WHAT THE TASK REQUIRES:
Leaving out the pictures, transcribe all of the records faithfully.
---------- SOURCE RECORDS
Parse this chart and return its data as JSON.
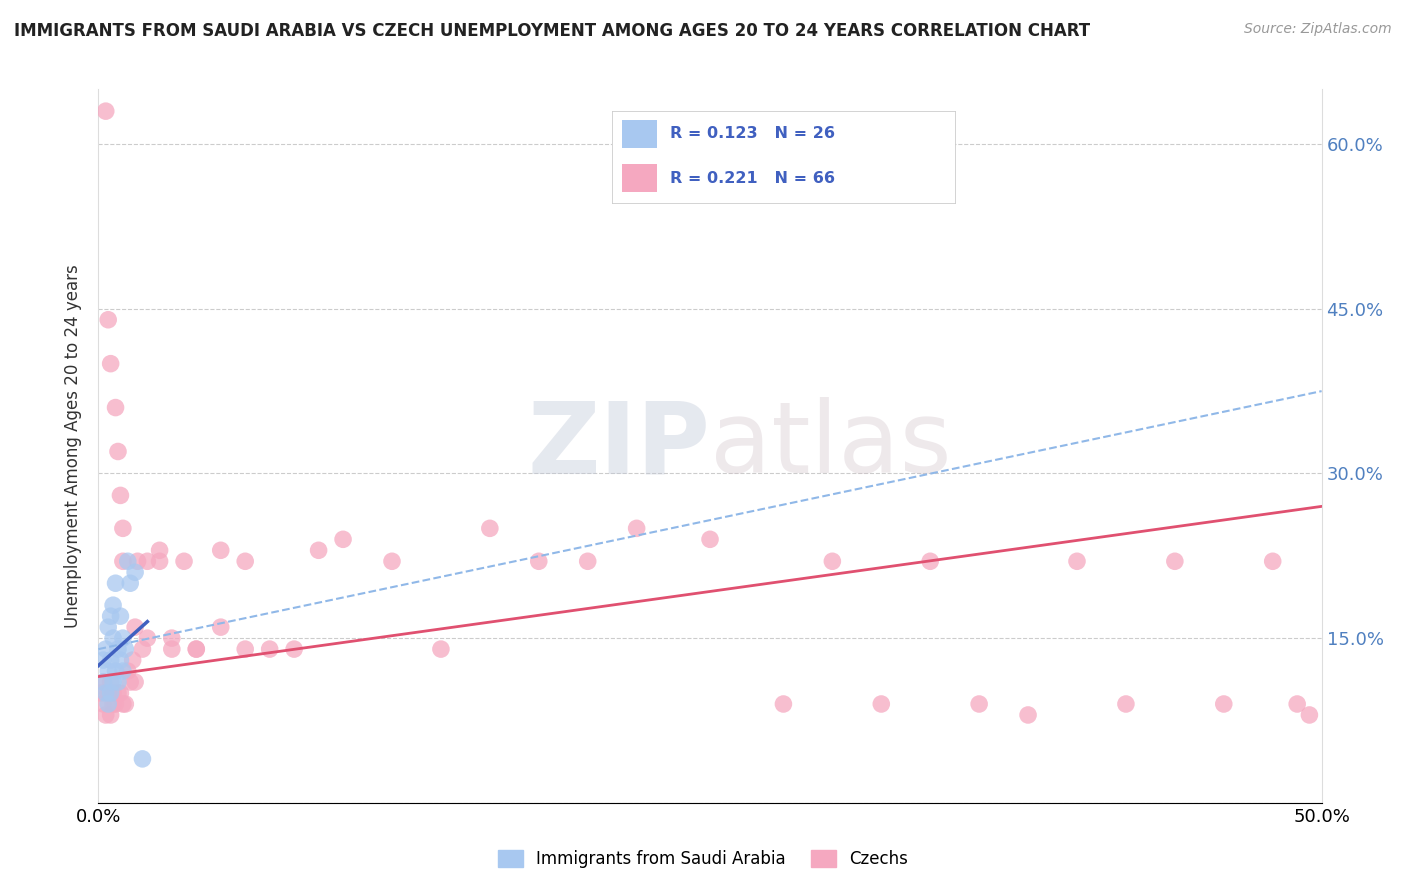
{
  "title": "IMMIGRANTS FROM SAUDI ARABIA VS CZECH UNEMPLOYMENT AMONG AGES 20 TO 24 YEARS CORRELATION CHART",
  "source": "Source: ZipAtlas.com",
  "ylabel": "Unemployment Among Ages 20 to 24 years",
  "x_min": 0.0,
  "x_max": 0.5,
  "y_min": 0.0,
  "y_max": 0.65,
  "yticks": [
    0.0,
    0.15,
    0.3,
    0.45,
    0.6
  ],
  "right_ytick_labels": [
    "",
    "15.0%",
    "30.0%",
    "45.0%",
    "60.0%"
  ],
  "xticks": [
    0.0,
    0.1,
    0.2,
    0.3,
    0.4,
    0.5
  ],
  "color_blue": "#A8C8F0",
  "color_pink": "#F5A8C0",
  "color_blue_line": "#4060C0",
  "color_pink_line": "#E05070",
  "color_dashed_line": "#90B8E8",
  "watermark": "ZIPatlas",
  "blue_dots_x": [
    0.002,
    0.002,
    0.003,
    0.003,
    0.004,
    0.004,
    0.004,
    0.005,
    0.005,
    0.005,
    0.006,
    0.006,
    0.006,
    0.007,
    0.007,
    0.008,
    0.008,
    0.009,
    0.009,
    0.01,
    0.01,
    0.011,
    0.012,
    0.013,
    0.015,
    0.018
  ],
  "blue_dots_y": [
    0.11,
    0.13,
    0.1,
    0.14,
    0.09,
    0.12,
    0.16,
    0.1,
    0.13,
    0.17,
    0.11,
    0.15,
    0.18,
    0.12,
    0.2,
    0.11,
    0.14,
    0.13,
    0.17,
    0.12,
    0.15,
    0.14,
    0.22,
    0.2,
    0.21,
    0.04
  ],
  "pink_dots_x": [
    0.001,
    0.002,
    0.002,
    0.003,
    0.003,
    0.004,
    0.004,
    0.005,
    0.005,
    0.005,
    0.006,
    0.006,
    0.007,
    0.007,
    0.008,
    0.008,
    0.009,
    0.009,
    0.01,
    0.01,
    0.011,
    0.012,
    0.013,
    0.014,
    0.015,
    0.016,
    0.018,
    0.02,
    0.025,
    0.03,
    0.035,
    0.04,
    0.05,
    0.06,
    0.07,
    0.08,
    0.09,
    0.1,
    0.12,
    0.14,
    0.16,
    0.18,
    0.2,
    0.22,
    0.25,
    0.28,
    0.3,
    0.32,
    0.34,
    0.36,
    0.38,
    0.4,
    0.42,
    0.44,
    0.46,
    0.48,
    0.49,
    0.495,
    0.01,
    0.015,
    0.02,
    0.025,
    0.03,
    0.04,
    0.05,
    0.06
  ],
  "pink_dots_y": [
    0.1,
    0.09,
    0.11,
    0.08,
    0.63,
    0.1,
    0.44,
    0.08,
    0.11,
    0.4,
    0.1,
    0.09,
    0.09,
    0.36,
    0.1,
    0.32,
    0.1,
    0.28,
    0.09,
    0.25,
    0.09,
    0.12,
    0.11,
    0.13,
    0.11,
    0.22,
    0.14,
    0.22,
    0.22,
    0.14,
    0.22,
    0.14,
    0.23,
    0.22,
    0.14,
    0.14,
    0.23,
    0.24,
    0.22,
    0.14,
    0.25,
    0.22,
    0.22,
    0.25,
    0.24,
    0.09,
    0.22,
    0.09,
    0.22,
    0.09,
    0.08,
    0.22,
    0.09,
    0.22,
    0.09,
    0.22,
    0.09,
    0.08,
    0.22,
    0.16,
    0.15,
    0.23,
    0.15,
    0.14,
    0.16,
    0.14
  ],
  "blue_line_x": [
    0.0,
    0.02
  ],
  "blue_line_y": [
    0.125,
    0.165
  ],
  "pink_line_x": [
    0.0,
    0.5
  ],
  "pink_line_y": [
    0.115,
    0.27
  ],
  "dashed_line_x": [
    0.0,
    0.5
  ],
  "dashed_line_y": [
    0.14,
    0.375
  ],
  "background_color": "#FFFFFF",
  "grid_color": "#CCCCCC"
}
--------------------
ANSWER TO THIS EXERCISE:
Parse this chart and return its data as JSON.
{
  "title": "IMMIGRANTS FROM SAUDI ARABIA VS CZECH UNEMPLOYMENT AMONG AGES 20 TO 24 YEARS CORRELATION CHART",
  "source": "Source: ZipAtlas.com",
  "ylabel": "Unemployment Among Ages 20 to 24 years",
  "x_min": 0.0,
  "x_max": 0.5,
  "y_min": 0.0,
  "y_max": 0.65,
  "yticks": [
    0.0,
    0.15,
    0.3,
    0.45,
    0.6
  ],
  "right_ytick_labels": [
    "",
    "15.0%",
    "30.0%",
    "45.0%",
    "60.0%"
  ],
  "xticks": [
    0.0,
    0.1,
    0.2,
    0.3,
    0.4,
    0.5
  ],
  "color_blue": "#A8C8F0",
  "color_pink": "#F5A8C0",
  "color_blue_line": "#4060C0",
  "color_pink_line": "#E05070",
  "color_dashed_line": "#90B8E8",
  "watermark": "ZIPatlas",
  "blue_dots_x": [
    0.002,
    0.002,
    0.003,
    0.003,
    0.004,
    0.004,
    0.004,
    0.005,
    0.005,
    0.005,
    0.006,
    0.006,
    0.006,
    0.007,
    0.007,
    0.008,
    0.008,
    0.009,
    0.009,
    0.01,
    0.01,
    0.011,
    0.012,
    0.013,
    0.015,
    0.018
  ],
  "blue_dots_y": [
    0.11,
    0.13,
    0.1,
    0.14,
    0.09,
    0.12,
    0.16,
    0.1,
    0.13,
    0.17,
    0.11,
    0.15,
    0.18,
    0.12,
    0.2,
    0.11,
    0.14,
    0.13,
    0.17,
    0.12,
    0.15,
    0.14,
    0.22,
    0.2,
    0.21,
    0.04
  ],
  "pink_dots_x": [
    0.001,
    0.002,
    0.002,
    0.003,
    0.003,
    0.004,
    0.004,
    0.005,
    0.005,
    0.005,
    0.006,
    0.006,
    0.007,
    0.007,
    0.008,
    0.008,
    0.009,
    0.009,
    0.01,
    0.01,
    0.011,
    0.012,
    0.013,
    0.014,
    0.015,
    0.016,
    0.018,
    0.02,
    0.025,
    0.03,
    0.035,
    0.04,
    0.05,
    0.06,
    0.07,
    0.08,
    0.09,
    0.1,
    0.12,
    0.14,
    0.16,
    0.18,
    0.2,
    0.22,
    0.25,
    0.28,
    0.3,
    0.32,
    0.34,
    0.36,
    0.38,
    0.4,
    0.42,
    0.44,
    0.46,
    0.48,
    0.49,
    0.495,
    0.01,
    0.015,
    0.02,
    0.025,
    0.03,
    0.04,
    0.05,
    0.06
  ],
  "pink_dots_y": [
    0.1,
    0.09,
    0.11,
    0.08,
    0.63,
    0.1,
    0.44,
    0.08,
    0.11,
    0.4,
    0.1,
    0.09,
    0.09,
    0.36,
    0.1,
    0.32,
    0.1,
    0.28,
    0.09,
    0.25,
    0.09,
    0.12,
    0.11,
    0.13,
    0.11,
    0.22,
    0.14,
    0.22,
    0.22,
    0.14,
    0.22,
    0.14,
    0.23,
    0.22,
    0.14,
    0.14,
    0.23,
    0.24,
    0.22,
    0.14,
    0.25,
    0.22,
    0.22,
    0.25,
    0.24,
    0.09,
    0.22,
    0.09,
    0.22,
    0.09,
    0.08,
    0.22,
    0.09,
    0.22,
    0.09,
    0.22,
    0.09,
    0.08,
    0.22,
    0.16,
    0.15,
    0.23,
    0.15,
    0.14,
    0.16,
    0.14
  ],
  "blue_line_x": [
    0.0,
    0.02
  ],
  "blue_line_y": [
    0.125,
    0.165
  ],
  "pink_line_x": [
    0.0,
    0.5
  ],
  "pink_line_y": [
    0.115,
    0.27
  ],
  "dashed_line_x": [
    0.0,
    0.5
  ],
  "dashed_line_y": [
    0.14,
    0.375
  ],
  "background_color": "#FFFFFF",
  "grid_color": "#CCCCCC"
}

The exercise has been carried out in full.